[Dataset records]:

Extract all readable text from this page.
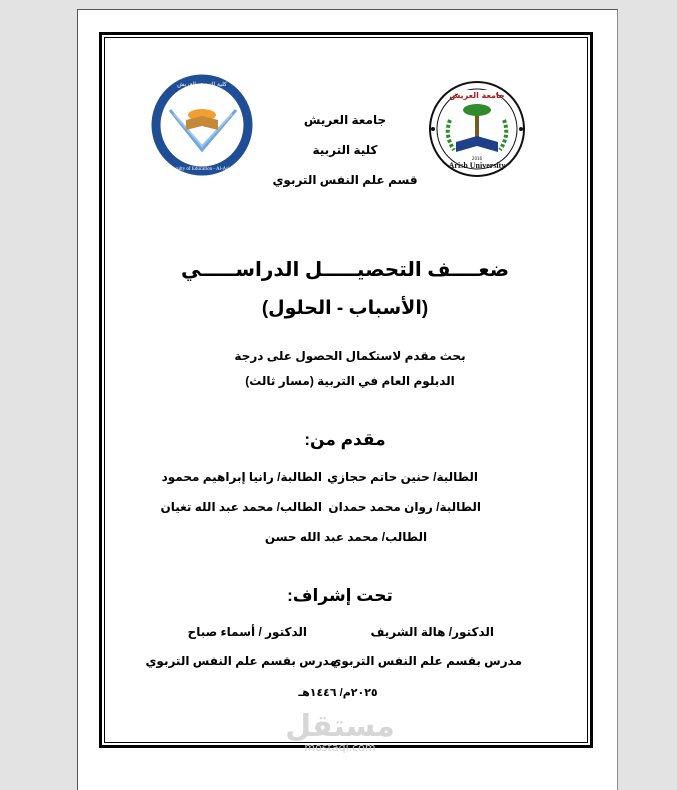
جامعة العريش
2016
Arish University
كلية التربية بالعريش
Faculty of Education - Al-Arish
جامعة العريش
كلية التربية
قسم علم النفس التربوي
ضعــــف التحصيـــــل الدراســـــي
(الأسباب - الحلول)
بحث مقدم لاستكمال الحصول على درجة
الدبلوم العام في التربية (مسار ثالث)
مقدم من:
الطالبة/ حنين حاتم حجازي
الطالبة/ رانيا إبراهيم محمود
الطالبة/ روان محمد حمدان
الطالب/ محمد عبد الله تغيان
الطالب/ محمد عبد الله حسن
تحت إشراف:
الدكتور/ هالة الشريف
الدكتور / أسماء صباح
مدرس بقسم علم النفس التربوي
مدرس بقسم علم النفس التربوي
٢٠٢٥م/ ١٤٤٦هـ
مستقل
mostaql.com
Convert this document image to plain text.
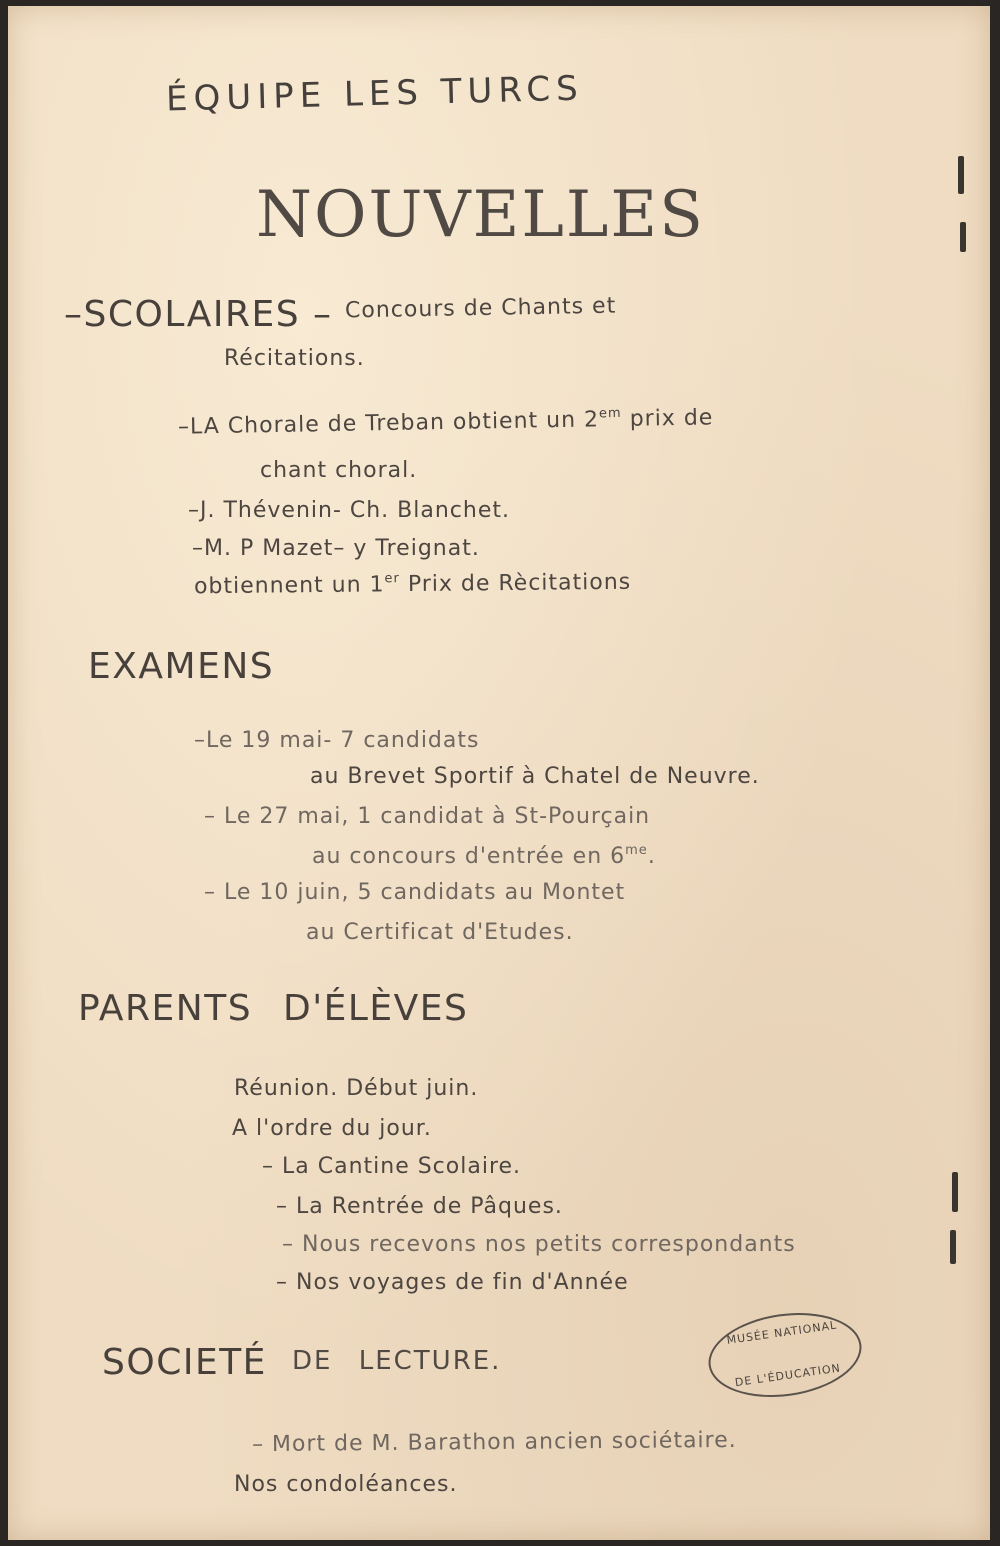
ÉQUIPE LES TURCS
NOUVELLES
–SCOLAIRES – Concours de Chants et
Récitations.
–LA Chorale de Treban obtient un $2^{em}$ prix de
chant choral.
–J. Thévenin- Ch. Blanchet.
–M. P Mazet– y Treignat.
obtiennent un 1er Prix de Rècitations
EXAMENS
–Le 19 mai- 7 candidats
au Brevet Sportif à Chatel de Neuvre.
– Le 27 mai, 1 candidat à St-Pourçain
au concours d'entrée en $6^{me}$.
– Le 10 juin, 5 candidats au Montet
au Certificat d'Etudes.
PARENTS D'ÉLÈVES
Réunion. Début juin.
A l'ordre du jour.
– La Cantine Scolaire.
– La Rentrée de Pâques.
– Nous recevons nos petits correspondants
– Nos voyages de fin d'Année
SOCIETÉ DE LECTURE.
– Mort de M. Barathon ancien sociétaire.
Nos condoléances.
MUSÉE NATIONAL
DE L'ÉDUCATION
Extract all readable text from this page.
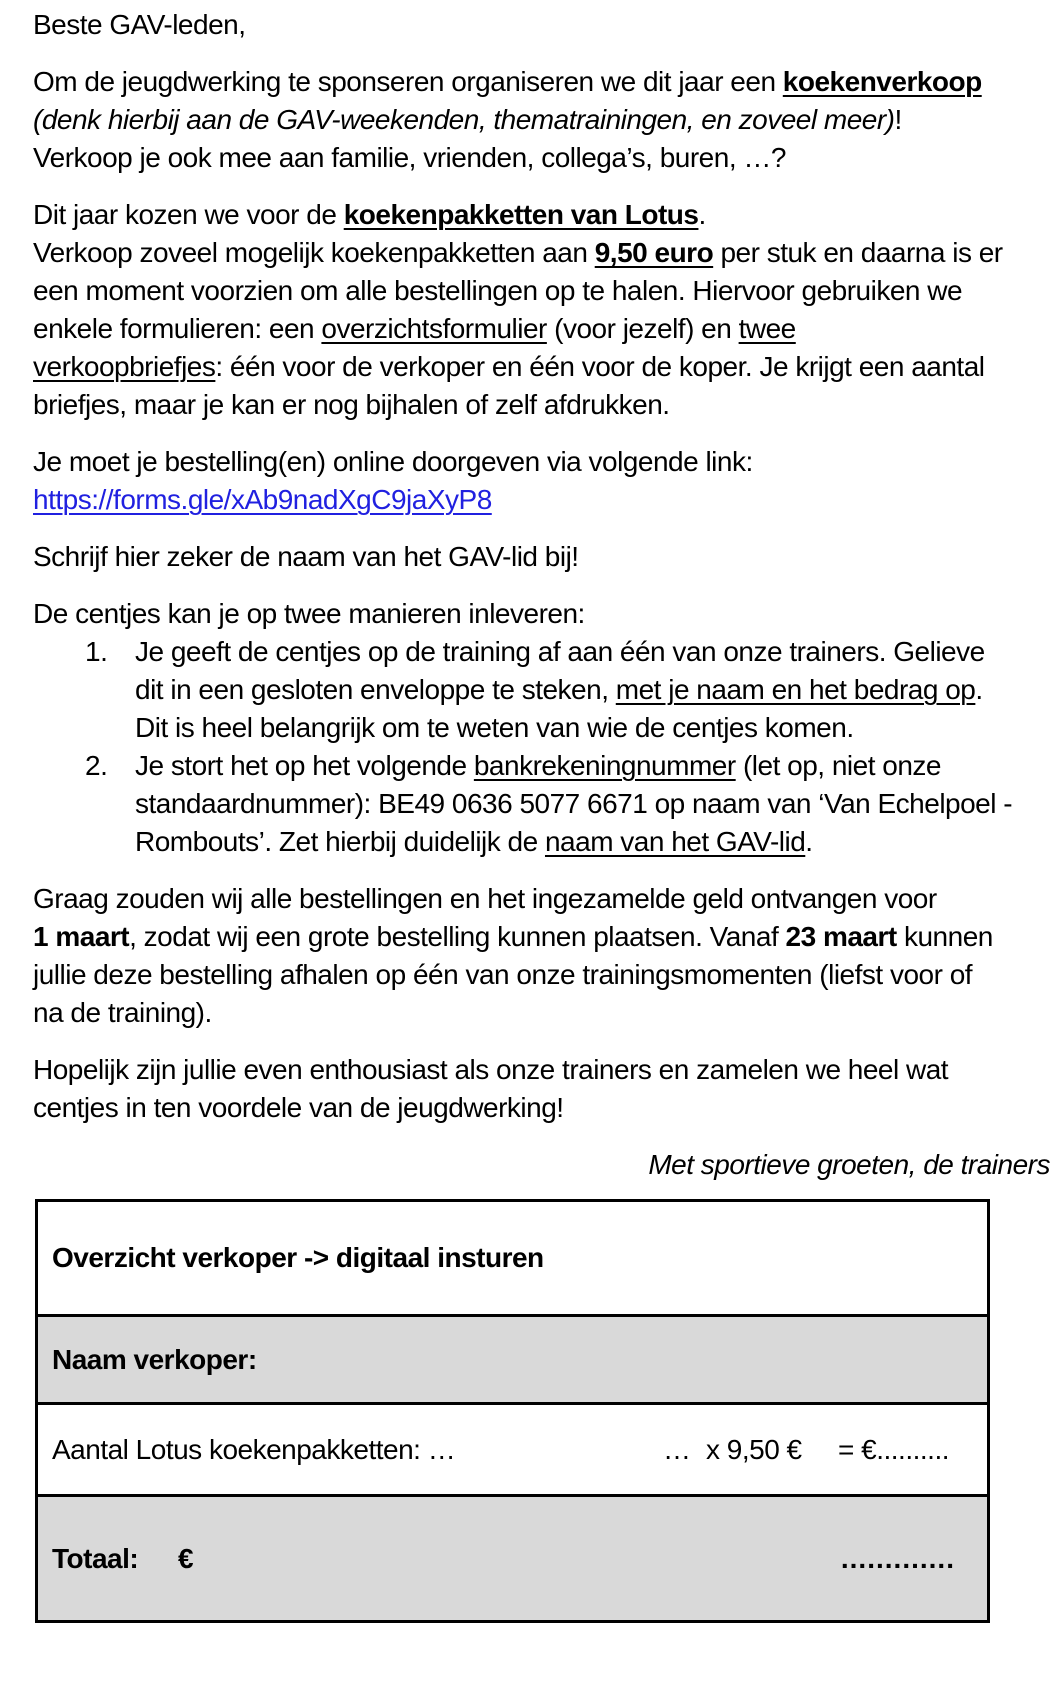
Beste GAV-leden,
Om de jeugdwerking te sponseren organiseren we dit jaar een koekenverkoop
(denk hierbij aan de GAV-weekenden, thematrainingen, en zoveel meer)!
Verkoop je ook mee aan familie, vrienden, collega’s, buren, …?
Dit jaar kozen we voor de koekenpakketten van Lotus.
Verkoop zoveel mogelijk koekenpakketten aan 9,50 euro per stuk en daarna is er
een moment voorzien om alle bestellingen op te halen. Hiervoor gebruiken we
enkele formulieren: een overzichtsformulier (voor jezelf) en twee
verkoopbriefjes: één voor de verkoper en één voor de koper. Je krijgt een aantal
briefjes, maar je kan er nog bijhalen of zelf afdrukken.
Je moet je bestelling(en) online doorgeven via volgende link:
https://forms.gle/xAb9nadXgC9jaXyP8
Schrijf hier zeker de naam van het GAV-lid bij!
De centjes kan je op twee manieren inleveren:
1. Je geeft de centjes op de training af aan één van onze trainers. Gelieve
dit in een gesloten enveloppe te steken, met je naam en het bedrag op.
Dit is heel belangrijk om te weten van wie de centjes komen.
2. Je stort het op het volgende bankrekeningnummer (let op, niet onze
standaardnummer): BE49 0636 5077 6671 op naam van ‘Van Echelpoel -
Rombouts’. Zet hierbij duidelijk de naam van het GAV-lid.
Graag zouden wij alle bestellingen en het ingezamelde geld ontvangen voor
1 maart, zodat wij een grote bestelling kunnen plaatsen. Vanaf 23 maart kunnen
jullie deze bestelling afhalen op één van onze trainingsmomenten (liefst voor of
na de training).
Hopelijk zijn jullie even enthousiast als onze trainers en zamelen we heel wat
centjes in ten voordele van de jeugdwerking!
Met sportieve groeten, de trainers
Overzicht verkoper -> digitaal insturen
Naam verkoper:
Aantal Lotus koekenpakketten: …	… x 9,50 € = €..........
Totaal: €	.............
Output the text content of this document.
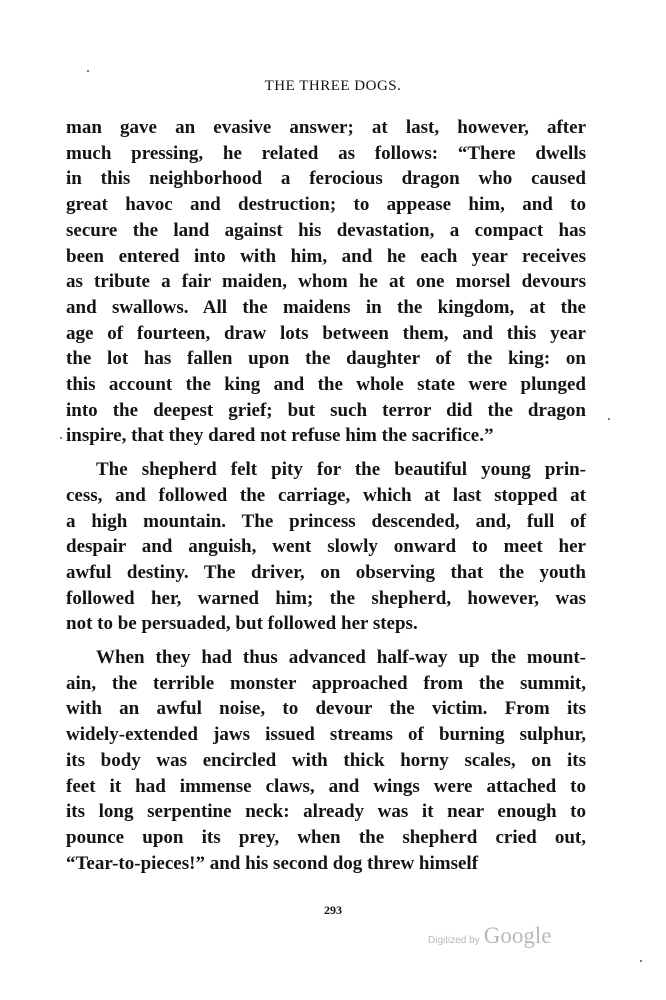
THE THREE DOGS.
man gave an evasive answer; at last, however, after
much pressing, he related as follows: “There dwells
in this neighborhood a ferocious dragon who caused
great havoc and destruction; to appease him, and to
secure the land against his devastation, a compact has
been entered into with him, and he each year receives
as tribute a fair maiden, whom he at one morsel devours
and swallows. All the maidens in the kingdom, at the
age of fourteen, draw lots between them, and this year
the lot has fallen upon the daughter of the king: on
this account the king and the whole state were plunged
into the deepest grief; but such terror did the dragon
inspire, that they dared not refuse him the sacrifice.”
The shepherd felt pity for the beautiful young prin-
cess, and followed the carriage, which at last stopped at
a high mountain. The princess descended, and, full of
despair and anguish, went slowly onward to meet her
awful destiny. The driver, on observing that the youth
followed her, warned him; the shepherd, however, was
not to be persuaded, but followed her steps.
When they had thus advanced half-way up the mount-
ain, the terrible monster approached from the summit,
with an awful noise, to devour the victim. From its
widely-extended jaws issued streams of burning sulphur,
its body was encircled with thick horny scales, on its
feet it had immense claws, and wings were attached to
its long serpentine neck: already was it near enough to
pounce upon its prey, when the shepherd cried out,
“Tear-to-pieces!” and his second dog threw himself
293
Digitized by Google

[Exercise goal]:
Report all lines of the data that include the word "upon".

[Exercise output]:
the lot has fallen upon the daughter of the king: on
pounce upon its prey, when the shepherd cried out,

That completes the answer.